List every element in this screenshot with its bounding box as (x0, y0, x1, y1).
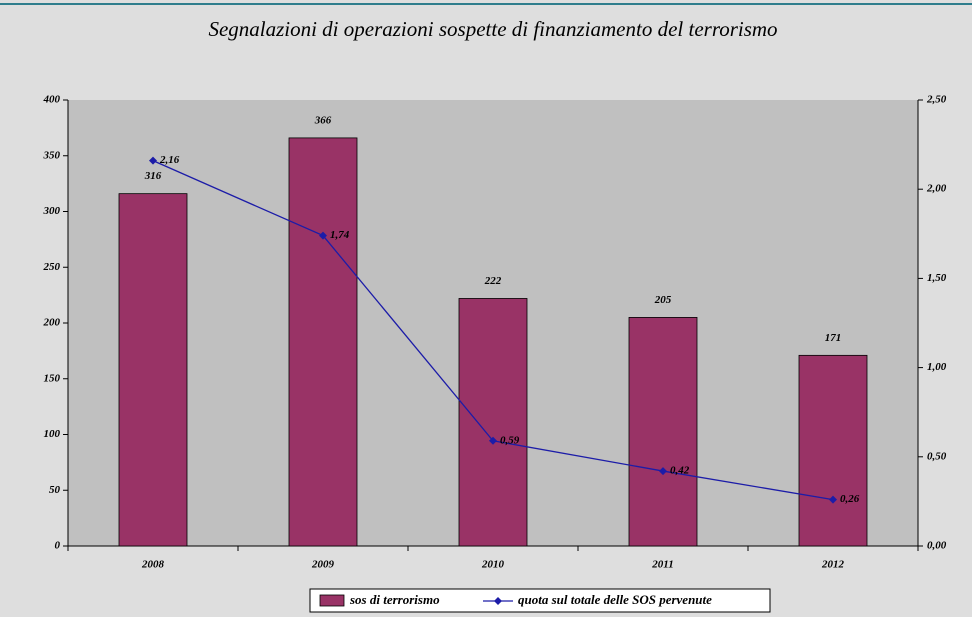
y2-tick-label: 0,00 (927, 540, 947, 552)
chart-title: Segnalazioni di operazioni sospette di f… (208, 17, 777, 41)
bar (288, 137, 358, 547)
x-tick-label: 2011 (651, 559, 673, 571)
marker (489, 436, 497, 445)
y-tick-label: 50 (49, 484, 61, 496)
bar (458, 298, 528, 547)
y-tick-label: 250 (43, 261, 61, 273)
legend (309, 588, 771, 613)
line-label: 0,59 (500, 434, 520, 446)
y2-tick-label: 0,50 (927, 450, 947, 462)
bar-label: 171 (825, 332, 842, 344)
y-tick-label: 400 (43, 94, 61, 106)
bar (798, 354, 868, 547)
line-label: 1,74 (330, 229, 350, 241)
bar-label: 205 (654, 294, 672, 306)
y2-tick-label: 2,00 (926, 183, 947, 195)
marker (149, 156, 157, 165)
bar (628, 317, 698, 547)
legend-label: sos di terrorismo (349, 592, 440, 607)
y2-tick-label: 1,50 (927, 272, 947, 284)
y-tick-label: 0 (55, 540, 61, 552)
bar-label: 366 (314, 114, 332, 126)
legend-marker (494, 597, 502, 605)
line-label: 0,26 (840, 493, 860, 505)
y2-tick-label: 2,50 (926, 94, 947, 106)
y-tick-label: 100 (44, 428, 61, 440)
y-tick-label: 150 (44, 372, 61, 384)
legend-swatch (319, 594, 345, 607)
marker (319, 231, 327, 240)
line-label: 2,16 (159, 154, 180, 166)
line-label: 0,42 (670, 465, 690, 477)
bar (118, 193, 188, 547)
marker (829, 495, 837, 504)
x-tick-label: 2012 (821, 559, 845, 571)
x-tick-label: 2009 (311, 559, 335, 571)
bar-label: 316 (144, 170, 162, 182)
x-tick-label: 2008 (141, 559, 165, 571)
x-tick-label: 2010 (481, 559, 505, 571)
y2-tick-label: 1,00 (927, 361, 947, 373)
y-tick-label: 300 (43, 205, 61, 217)
bar-label: 222 (484, 275, 502, 287)
y-tick-label: 350 (43, 149, 61, 161)
legend-label: quota sul totale delle SOS pervenute (518, 592, 712, 607)
marker (659, 467, 667, 476)
y-tick-label: 200 (43, 317, 61, 329)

============================================================

*WHAT YOU HAVE TO DO*: Reproduce the material above line for line, leaving out the picture.

*ANSWER TO THIS PROBLEM*:
List every element in this screenshot with its bounding box as (x0, y0, x1, y1).
y2-tick-label: 0,00 (927, 540, 947, 552)
chart-title: Segnalazioni di operazioni sospette di f… (208, 17, 777, 41)
bar (288, 137, 358, 547)
x-tick-label: 2011 (651, 559, 673, 571)
marker (489, 436, 497, 445)
y-tick-label: 50 (49, 484, 61, 496)
bar (458, 298, 528, 547)
y-tick-label: 250 (43, 261, 61, 273)
legend (309, 588, 771, 613)
line-label: 0,59 (500, 434, 520, 446)
y2-tick-label: 0,50 (927, 450, 947, 462)
bar-label: 171 (825, 332, 842, 344)
y-tick-label: 400 (43, 94, 61, 106)
bar (798, 354, 868, 547)
line-label: 1,74 (330, 229, 350, 241)
bar-label: 205 (654, 294, 672, 306)
y2-tick-label: 2,00 (926, 183, 947, 195)
marker (149, 156, 157, 165)
bar (628, 317, 698, 547)
legend-label: sos di terrorismo (349, 592, 440, 607)
y2-tick-label: 1,50 (927, 272, 947, 284)
y-tick-label: 0 (55, 540, 61, 552)
bar-label: 366 (314, 114, 332, 126)
legend-marker (494, 597, 502, 605)
line-label: 0,26 (840, 493, 860, 505)
y2-tick-label: 2,50 (926, 94, 947, 106)
y-tick-label: 100 (44, 428, 61, 440)
y-tick-label: 150 (44, 372, 61, 384)
legend-swatch (319, 594, 345, 607)
marker (319, 231, 327, 240)
line-label: 2,16 (159, 154, 180, 166)
line-label: 0,42 (670, 465, 690, 477)
bar (118, 193, 188, 547)
marker (829, 495, 837, 504)
x-tick-label: 2012 (821, 559, 845, 571)
x-tick-label: 2009 (311, 559, 335, 571)
bar-label: 316 (144, 170, 162, 182)
x-tick-label: 2008 (141, 559, 165, 571)
x-tick-label: 2010 (481, 559, 505, 571)
y2-tick-label: 1,00 (927, 361, 947, 373)
y-tick-label: 300 (43, 205, 61, 217)
bar-label: 222 (484, 275, 502, 287)
y-tick-label: 350 (43, 149, 61, 161)
legend-label: quota sul totale delle SOS pervenute (518, 592, 712, 607)
marker (659, 467, 667, 476)
y-tick-label: 200 (43, 317, 61, 329)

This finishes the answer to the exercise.